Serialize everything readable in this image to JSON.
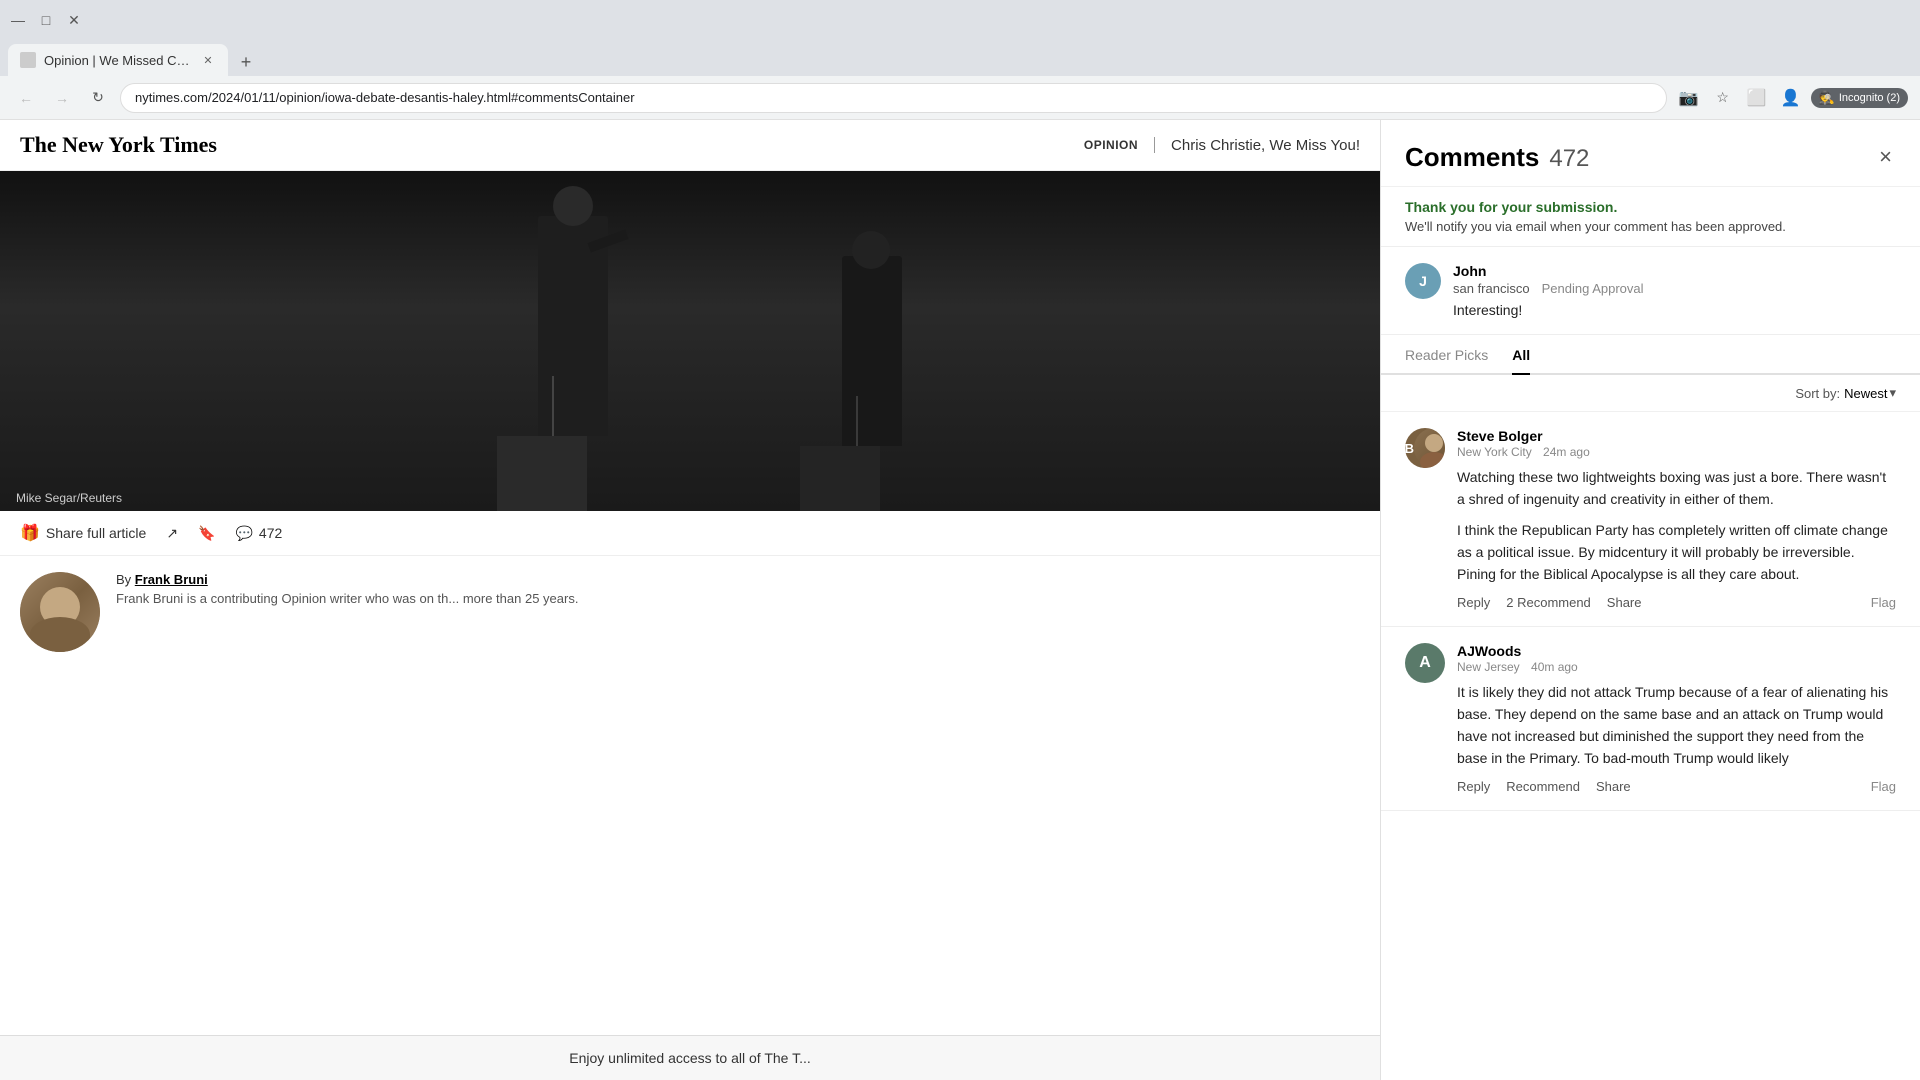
{
  "browser": {
    "tab_title": "Opinion | We Missed Chris Chri...",
    "url": "nytimes.com/2024/01/11/opinion/iowa-debate-desantis-haley.html#commentsContainer",
    "back_btn": "◀",
    "forward_btn": "▶",
    "reload_btn": "↻",
    "incognito_label": "Incognito (2)"
  },
  "header": {
    "logo": "The New York Times",
    "opinion_label": "OPINION",
    "article_title": "Chris Christie, We Miss You!"
  },
  "toolbar": {
    "share_full_article": "Share full article",
    "comment_count": "472"
  },
  "author": {
    "byline_prefix": "By",
    "name": "Frank Bruni",
    "bio": "Frank Bruni is a contributing Opinion writer who was on th... more than 25 years."
  },
  "paywall": {
    "text": "Enjoy unlimited access to all of The T..."
  },
  "image_caption": "Mike Segar/Reuters",
  "comments": {
    "title": "Comments",
    "count": "472",
    "close_label": "×",
    "submission": {
      "thank_you": "Thank you for your submission.",
      "notice": "We'll notify you via email when your comment has been approved."
    },
    "pending_comment": {
      "username": "John",
      "location": "san francisco",
      "status": "Pending Approval",
      "text": "Interesting!"
    },
    "filter_tabs": [
      {
        "label": "Reader Picks",
        "active": false
      },
      {
        "label": "All",
        "active": true
      }
    ],
    "sort": {
      "label": "Sort by:",
      "value": "Newest",
      "chevron": "▾"
    },
    "items": [
      {
        "id": "comment-1",
        "avatar_initials": "SB",
        "avatar_class": "steve",
        "username": "Steve Bolger",
        "location": "New York City",
        "time_ago": "24m ago",
        "paragraphs": [
          "Watching these two lightweights boxing was just a bore. There wasn't a shred of ingenuity and creativity in either of them.",
          "I think the Republican Party has completely written off climate change as a political issue. By midcentury it will probably be irreversible. Pining for the Biblical Apocalypse is all they care about."
        ],
        "actions": {
          "reply": "Reply",
          "recommend": "2 Recommend",
          "share": "Share",
          "flag": "Flag"
        }
      },
      {
        "id": "comment-2",
        "avatar_initials": "A",
        "avatar_class": "aj",
        "username": "AJWoods",
        "location": "New Jersey",
        "time_ago": "40m ago",
        "paragraphs": [
          "It is likely they did not attack Trump because of a fear of alienating his base. They depend on the same base and an attack on Trump would have not increased but diminished the support they need from the base in the Primary. To bad-mouth Trump would likely"
        ],
        "actions": {
          "reply": "Reply",
          "recommend": "Recommend",
          "share": "Share",
          "flag": "Flag"
        }
      }
    ]
  }
}
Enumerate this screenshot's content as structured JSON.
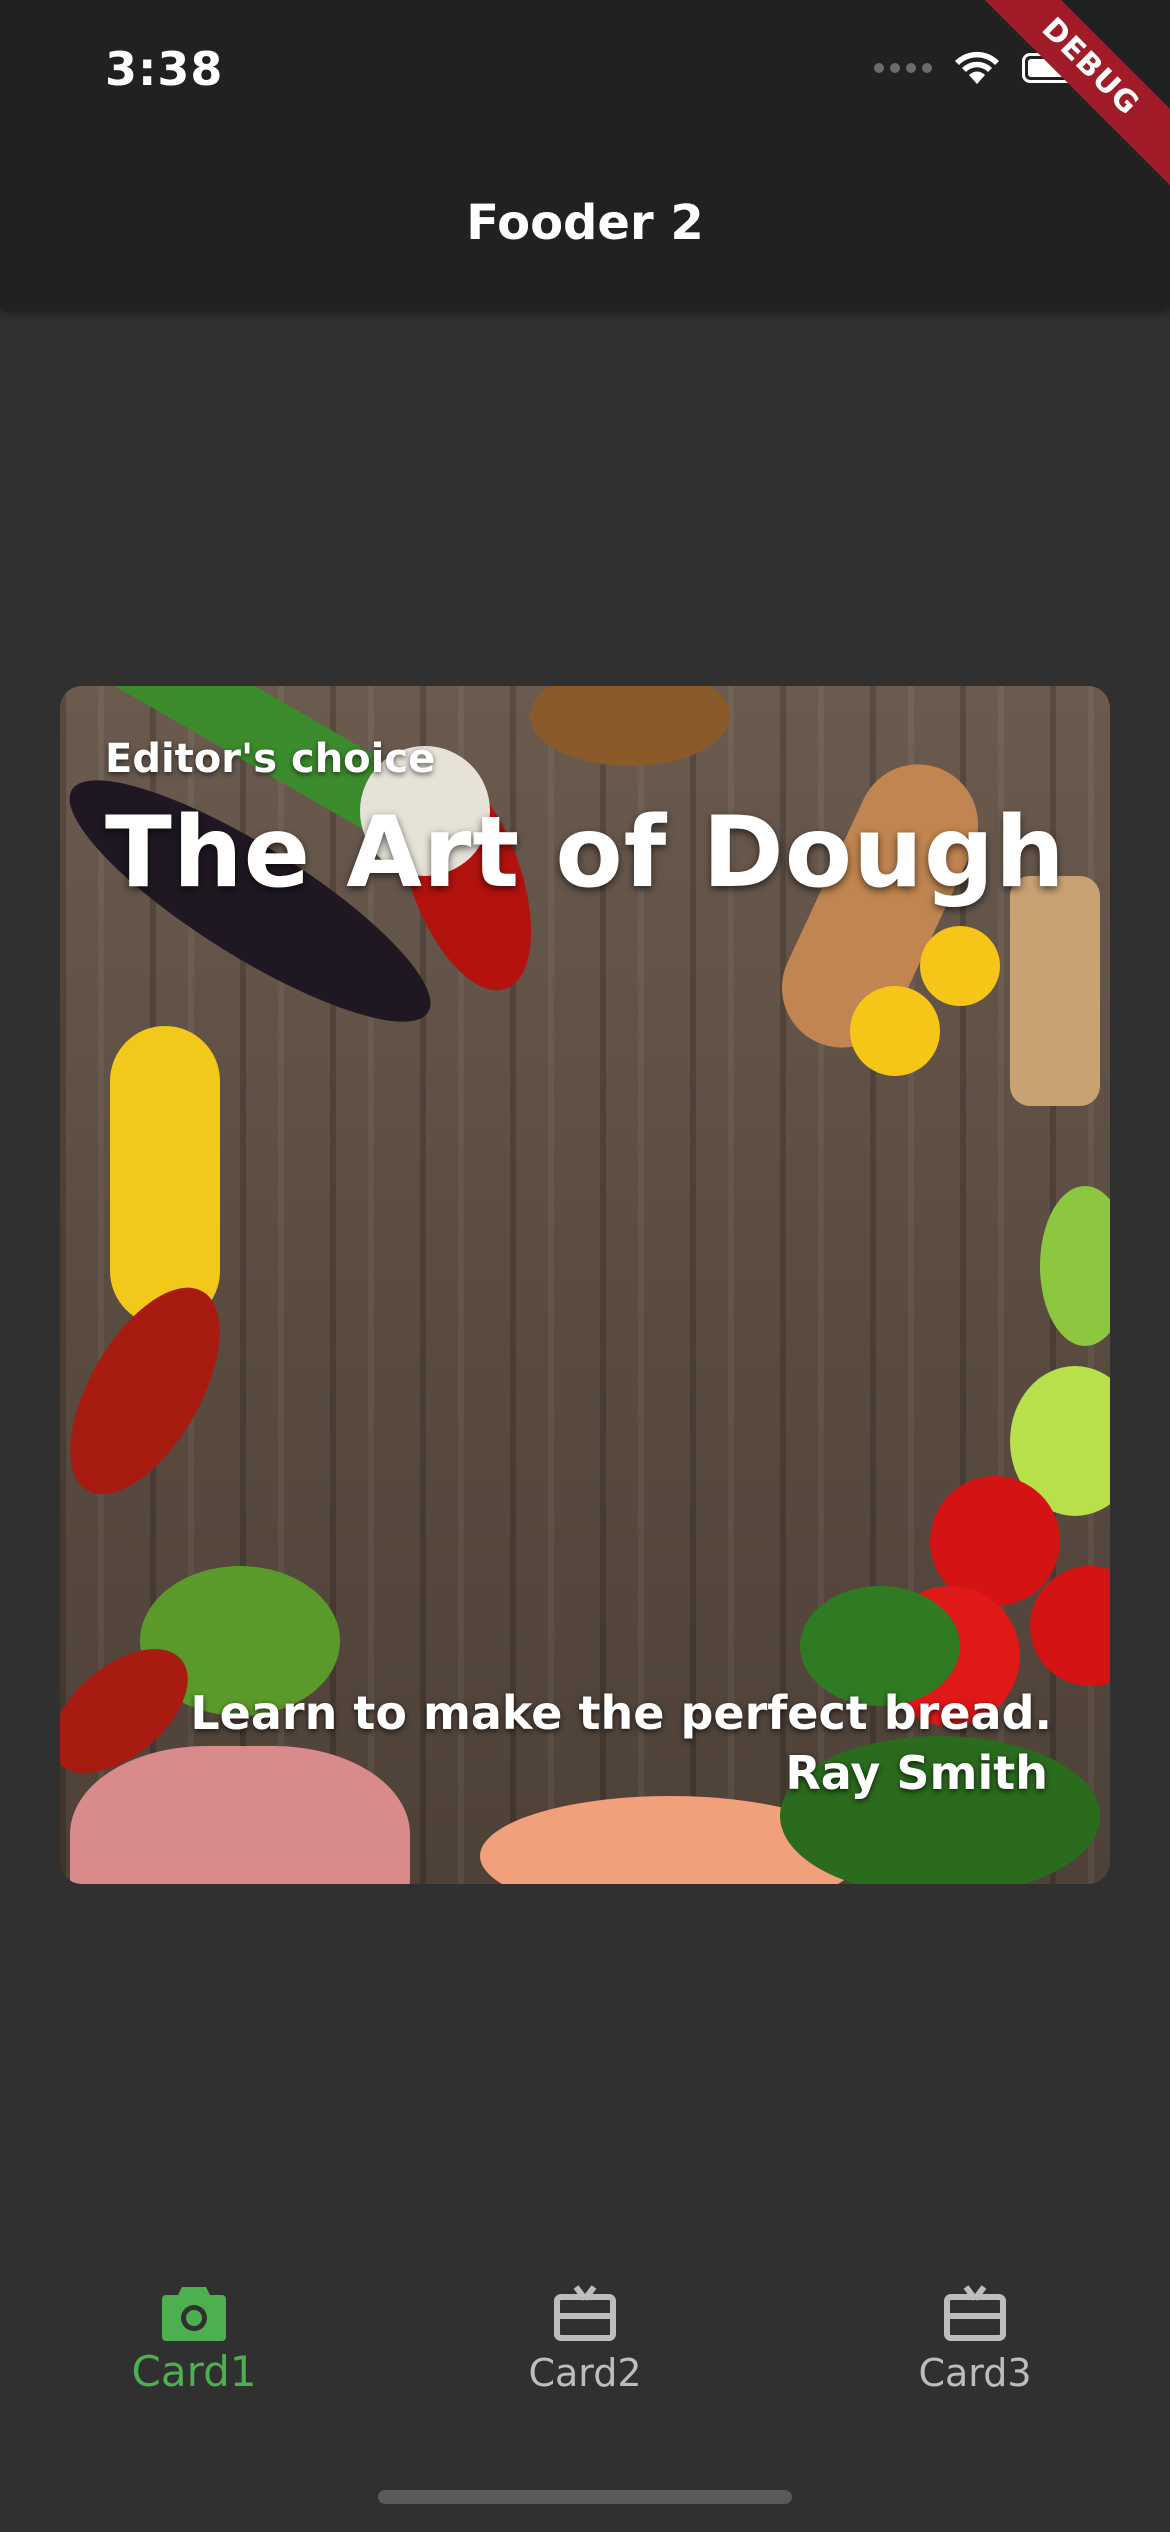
{
  "status_bar": {
    "time": "3:38",
    "icons": [
      "cellular-signal-icon",
      "wifi-icon",
      "battery-icon"
    ]
  },
  "debug_banner": "DEBUG",
  "app_bar": {
    "title": "Fooder 2"
  },
  "card": {
    "category": "Editor's choice",
    "title": "The Art of Dough",
    "description": "Learn to make the perfect bread.",
    "author": "Ray Smith"
  },
  "bottom_nav": {
    "items": [
      {
        "label": "Card1",
        "icon": "camera-icon",
        "active": true
      },
      {
        "label": "Card2",
        "icon": "card-giftcard-icon",
        "active": false
      },
      {
        "label": "Card3",
        "icon": "card-giftcard-icon",
        "active": false
      }
    ],
    "active_color": "#4caf50",
    "inactive_color": "#bdbdbd"
  },
  "colors": {
    "background": "#303030",
    "app_bar": "#212121",
    "debug_banner": "#a11b28"
  }
}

## To be done
Please write out all the data again word for word, but not the pictures.

## Solution to this problem
Serialize everything readable in this image to JSON.
{
  "browser": {
    "tab_title": "Opinion | We Missed Chris Chri...",
    "url": "nytimes.com/2024/01/11/opinion/iowa-debate-desantis-haley.html#commentsContainer",
    "back_btn": "◀",
    "forward_btn": "▶",
    "reload_btn": "↻",
    "incognito_label": "Incognito (2)"
  },
  "header": {
    "logo": "The New York Times",
    "opinion_label": "OPINION",
    "article_title": "Chris Christie, We Miss You!"
  },
  "toolbar": {
    "share_full_article": "Share full article",
    "comment_count": "472"
  },
  "author": {
    "byline_prefix": "By",
    "name": "Frank Bruni",
    "bio": "Frank Bruni is a contributing Opinion writer who was on th... more than 25 years."
  },
  "paywall": {
    "text": "Enjoy unlimited access to all of The T..."
  },
  "image_caption": "Mike Segar/Reuters",
  "comments": {
    "title": "Comments",
    "count": "472",
    "close_label": "×",
    "submission": {
      "thank_you": "Thank you for your submission.",
      "notice": "We'll notify you via email when your comment has been approved."
    },
    "pending_comment": {
      "username": "John",
      "location": "san francisco",
      "status": "Pending Approval",
      "text": "Interesting!"
    },
    "filter_tabs": [
      {
        "label": "Reader Picks",
        "active": false
      },
      {
        "label": "All",
        "active": true
      }
    ],
    "sort": {
      "label": "Sort by:",
      "value": "Newest",
      "chevron": "▾"
    },
    "items": [
      {
        "id": "comment-1",
        "avatar_initials": "SB",
        "avatar_class": "steve",
        "username": "Steve Bolger",
        "location": "New York City",
        "time_ago": "24m ago",
        "paragraphs": [
          "Watching these two lightweights boxing was just a bore. There wasn't a shred of ingenuity and creativity in either of them.",
          "I think the Republican Party has completely written off climate change as a political issue. By midcentury it will probably be irreversible. Pining for the Biblical Apocalypse is all they care about."
        ],
        "actions": {
          "reply": "Reply",
          "recommend": "2 Recommend",
          "share": "Share",
          "flag": "Flag"
        }
      },
      {
        "id": "comment-2",
        "avatar_initials": "A",
        "avatar_class": "aj",
        "username": "AJWoods",
        "location": "New Jersey",
        "time_ago": "40m ago",
        "paragraphs": [
          "It is likely they did not attack Trump because of a fear of alienating his base. They depend on the same base and an attack on Trump would have not increased but diminished the support they need from the base in the Primary. To bad-mouth Trump would likely"
        ],
        "actions": {
          "reply": "Reply",
          "recommend": "Recommend",
          "share": "Share",
          "flag": "Flag"
        }
      }
    ]
  }
}
Enumerate this screenshot's content as structured JSON.
{
  "status_bar": {
    "time": "3:38",
    "icons": [
      "cellular-signal-icon",
      "wifi-icon",
      "battery-icon"
    ]
  },
  "debug_banner": "DEBUG",
  "app_bar": {
    "title": "Fooder 2"
  },
  "card": {
    "category": "Editor's choice",
    "title": "The Art of Dough",
    "description": "Learn to make the perfect bread.",
    "author": "Ray Smith"
  },
  "bottom_nav": {
    "items": [
      {
        "label": "Card1",
        "icon": "camera-icon",
        "active": true
      },
      {
        "label": "Card2",
        "icon": "card-giftcard-icon",
        "active": false
      },
      {
        "label": "Card3",
        "icon": "card-giftcard-icon",
        "active": false
      }
    ],
    "active_color": "#4caf50",
    "inactive_color": "#bdbdbd"
  },
  "colors": {
    "background": "#303030",
    "app_bar": "#212121",
    "debug_banner": "#a11b28"
  }
}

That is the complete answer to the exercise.